Work to be completed: Please list all lines of the material below in which the string "Starting" occurs.

Rows:
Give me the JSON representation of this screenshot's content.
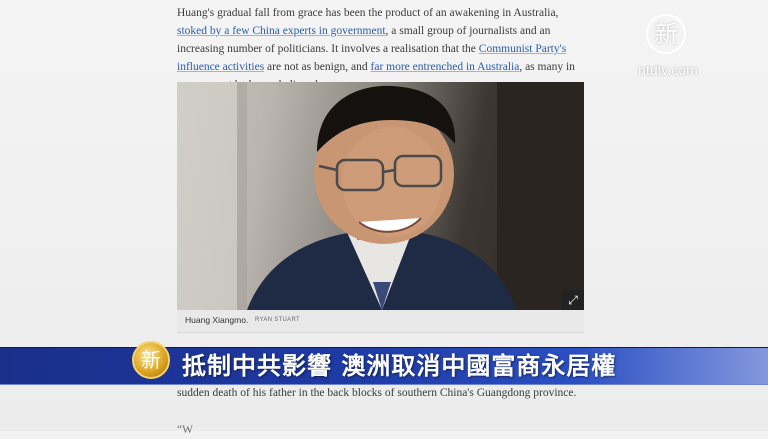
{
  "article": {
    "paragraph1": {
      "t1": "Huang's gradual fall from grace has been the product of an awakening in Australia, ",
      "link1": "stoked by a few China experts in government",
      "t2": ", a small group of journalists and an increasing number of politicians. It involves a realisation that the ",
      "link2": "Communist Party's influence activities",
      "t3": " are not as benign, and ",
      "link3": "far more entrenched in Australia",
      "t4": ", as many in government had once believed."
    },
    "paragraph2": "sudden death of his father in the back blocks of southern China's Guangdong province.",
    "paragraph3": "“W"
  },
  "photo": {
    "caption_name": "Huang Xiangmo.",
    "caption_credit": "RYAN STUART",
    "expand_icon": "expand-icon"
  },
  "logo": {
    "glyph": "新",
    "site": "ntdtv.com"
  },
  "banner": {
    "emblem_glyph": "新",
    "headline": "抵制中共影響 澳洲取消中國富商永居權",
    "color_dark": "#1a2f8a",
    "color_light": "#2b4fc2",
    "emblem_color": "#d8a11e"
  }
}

==

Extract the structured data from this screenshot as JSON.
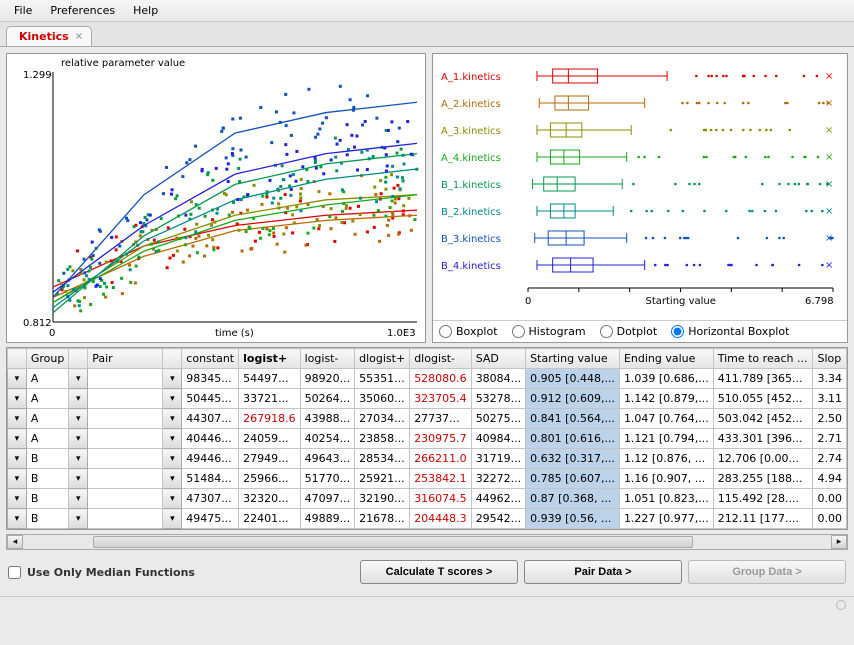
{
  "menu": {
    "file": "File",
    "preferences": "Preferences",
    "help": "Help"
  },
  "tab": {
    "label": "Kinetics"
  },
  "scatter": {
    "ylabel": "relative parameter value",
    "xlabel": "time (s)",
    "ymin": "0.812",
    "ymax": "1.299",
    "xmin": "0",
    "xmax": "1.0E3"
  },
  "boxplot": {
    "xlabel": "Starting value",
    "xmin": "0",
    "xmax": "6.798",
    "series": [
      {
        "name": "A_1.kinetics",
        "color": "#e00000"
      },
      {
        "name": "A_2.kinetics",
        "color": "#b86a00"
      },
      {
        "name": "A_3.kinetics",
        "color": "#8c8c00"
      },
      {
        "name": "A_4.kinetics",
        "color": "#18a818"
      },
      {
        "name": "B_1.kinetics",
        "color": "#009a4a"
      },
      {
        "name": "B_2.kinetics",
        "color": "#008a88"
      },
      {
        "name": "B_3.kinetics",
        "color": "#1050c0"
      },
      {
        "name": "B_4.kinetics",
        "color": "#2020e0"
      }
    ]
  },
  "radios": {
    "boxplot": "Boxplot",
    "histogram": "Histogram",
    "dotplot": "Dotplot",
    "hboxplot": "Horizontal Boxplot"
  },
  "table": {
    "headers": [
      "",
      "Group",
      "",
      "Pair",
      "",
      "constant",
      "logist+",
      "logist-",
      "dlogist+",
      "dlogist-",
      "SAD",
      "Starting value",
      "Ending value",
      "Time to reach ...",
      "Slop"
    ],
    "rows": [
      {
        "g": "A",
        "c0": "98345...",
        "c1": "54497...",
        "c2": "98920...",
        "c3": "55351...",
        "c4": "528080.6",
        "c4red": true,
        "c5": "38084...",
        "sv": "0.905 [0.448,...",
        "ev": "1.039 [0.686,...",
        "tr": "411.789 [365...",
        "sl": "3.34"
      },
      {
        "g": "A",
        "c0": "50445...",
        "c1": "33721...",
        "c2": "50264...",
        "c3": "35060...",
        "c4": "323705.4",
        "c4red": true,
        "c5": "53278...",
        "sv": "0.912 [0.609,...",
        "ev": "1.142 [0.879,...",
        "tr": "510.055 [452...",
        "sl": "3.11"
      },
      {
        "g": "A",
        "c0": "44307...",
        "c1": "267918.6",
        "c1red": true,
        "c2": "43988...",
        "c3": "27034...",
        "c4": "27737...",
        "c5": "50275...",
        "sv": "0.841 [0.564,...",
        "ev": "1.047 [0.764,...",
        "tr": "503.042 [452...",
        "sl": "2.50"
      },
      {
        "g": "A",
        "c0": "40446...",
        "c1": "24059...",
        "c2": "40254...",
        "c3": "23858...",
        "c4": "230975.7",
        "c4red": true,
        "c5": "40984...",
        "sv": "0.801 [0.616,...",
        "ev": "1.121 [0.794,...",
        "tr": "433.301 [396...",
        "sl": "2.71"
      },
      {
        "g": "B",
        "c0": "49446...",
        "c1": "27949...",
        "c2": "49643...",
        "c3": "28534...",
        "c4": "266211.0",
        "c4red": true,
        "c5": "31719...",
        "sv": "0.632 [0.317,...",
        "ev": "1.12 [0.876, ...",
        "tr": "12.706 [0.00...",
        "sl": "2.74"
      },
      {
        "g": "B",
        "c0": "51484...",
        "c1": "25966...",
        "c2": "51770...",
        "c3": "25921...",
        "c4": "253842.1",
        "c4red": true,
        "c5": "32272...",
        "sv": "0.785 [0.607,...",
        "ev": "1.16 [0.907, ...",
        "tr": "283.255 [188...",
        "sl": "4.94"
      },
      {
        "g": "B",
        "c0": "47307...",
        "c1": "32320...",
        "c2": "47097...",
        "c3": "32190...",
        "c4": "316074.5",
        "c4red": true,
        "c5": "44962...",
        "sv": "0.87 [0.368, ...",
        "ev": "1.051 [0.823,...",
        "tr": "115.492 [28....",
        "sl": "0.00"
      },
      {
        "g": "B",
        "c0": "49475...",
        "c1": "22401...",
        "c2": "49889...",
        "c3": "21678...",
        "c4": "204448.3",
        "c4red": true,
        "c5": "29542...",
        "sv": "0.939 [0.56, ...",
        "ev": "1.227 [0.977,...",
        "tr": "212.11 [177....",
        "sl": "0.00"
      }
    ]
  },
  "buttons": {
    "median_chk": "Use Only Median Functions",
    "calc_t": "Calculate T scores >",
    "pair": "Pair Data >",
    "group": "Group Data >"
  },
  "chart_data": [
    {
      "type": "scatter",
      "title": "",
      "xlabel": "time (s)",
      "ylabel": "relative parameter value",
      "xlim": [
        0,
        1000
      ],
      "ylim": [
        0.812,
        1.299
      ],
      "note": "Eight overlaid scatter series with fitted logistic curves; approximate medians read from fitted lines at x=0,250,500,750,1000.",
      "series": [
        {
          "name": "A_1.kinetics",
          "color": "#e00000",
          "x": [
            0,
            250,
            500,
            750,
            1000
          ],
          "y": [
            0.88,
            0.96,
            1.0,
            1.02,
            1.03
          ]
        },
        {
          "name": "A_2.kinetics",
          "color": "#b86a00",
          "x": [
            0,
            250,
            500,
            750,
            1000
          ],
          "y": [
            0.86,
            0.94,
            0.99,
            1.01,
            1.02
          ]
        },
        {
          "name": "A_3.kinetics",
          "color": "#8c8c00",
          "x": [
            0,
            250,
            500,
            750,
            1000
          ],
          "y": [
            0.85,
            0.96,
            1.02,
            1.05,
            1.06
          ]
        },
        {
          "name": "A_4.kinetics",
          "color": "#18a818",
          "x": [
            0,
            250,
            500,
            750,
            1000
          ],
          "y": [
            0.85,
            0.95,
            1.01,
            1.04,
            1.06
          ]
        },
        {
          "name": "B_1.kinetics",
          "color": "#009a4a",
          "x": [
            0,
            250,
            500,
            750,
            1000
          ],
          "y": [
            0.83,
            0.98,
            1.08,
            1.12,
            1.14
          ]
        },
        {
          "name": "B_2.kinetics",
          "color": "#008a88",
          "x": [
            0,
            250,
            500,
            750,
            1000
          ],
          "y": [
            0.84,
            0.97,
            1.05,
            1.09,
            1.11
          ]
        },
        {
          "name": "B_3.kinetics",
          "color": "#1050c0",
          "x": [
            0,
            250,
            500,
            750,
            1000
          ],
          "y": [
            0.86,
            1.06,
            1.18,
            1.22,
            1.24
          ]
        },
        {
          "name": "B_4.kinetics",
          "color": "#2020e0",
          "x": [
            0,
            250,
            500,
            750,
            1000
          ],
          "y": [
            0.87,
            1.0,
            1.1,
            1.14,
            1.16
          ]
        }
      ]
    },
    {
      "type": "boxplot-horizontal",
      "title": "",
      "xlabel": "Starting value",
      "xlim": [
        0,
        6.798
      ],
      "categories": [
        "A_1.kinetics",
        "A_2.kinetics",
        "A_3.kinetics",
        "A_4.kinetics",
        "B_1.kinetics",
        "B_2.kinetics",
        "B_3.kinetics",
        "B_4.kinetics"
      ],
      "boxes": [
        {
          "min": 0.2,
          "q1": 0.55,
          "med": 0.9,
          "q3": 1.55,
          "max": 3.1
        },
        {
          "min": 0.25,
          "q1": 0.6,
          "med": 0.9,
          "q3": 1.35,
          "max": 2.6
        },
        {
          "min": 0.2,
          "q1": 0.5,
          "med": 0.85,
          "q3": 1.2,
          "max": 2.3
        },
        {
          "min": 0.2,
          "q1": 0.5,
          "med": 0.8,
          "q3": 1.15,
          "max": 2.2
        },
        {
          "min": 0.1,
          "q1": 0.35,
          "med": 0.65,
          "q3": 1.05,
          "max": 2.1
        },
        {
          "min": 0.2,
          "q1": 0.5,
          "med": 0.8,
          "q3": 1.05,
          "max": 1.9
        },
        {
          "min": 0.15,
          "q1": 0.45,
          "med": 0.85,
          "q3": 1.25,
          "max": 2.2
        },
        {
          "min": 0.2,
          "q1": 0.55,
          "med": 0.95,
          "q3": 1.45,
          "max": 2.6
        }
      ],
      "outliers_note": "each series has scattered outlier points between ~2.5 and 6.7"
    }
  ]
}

Finished task:
    "xlabel": "Starting value",
      "Starting value",
      "xlabel": "Starting value",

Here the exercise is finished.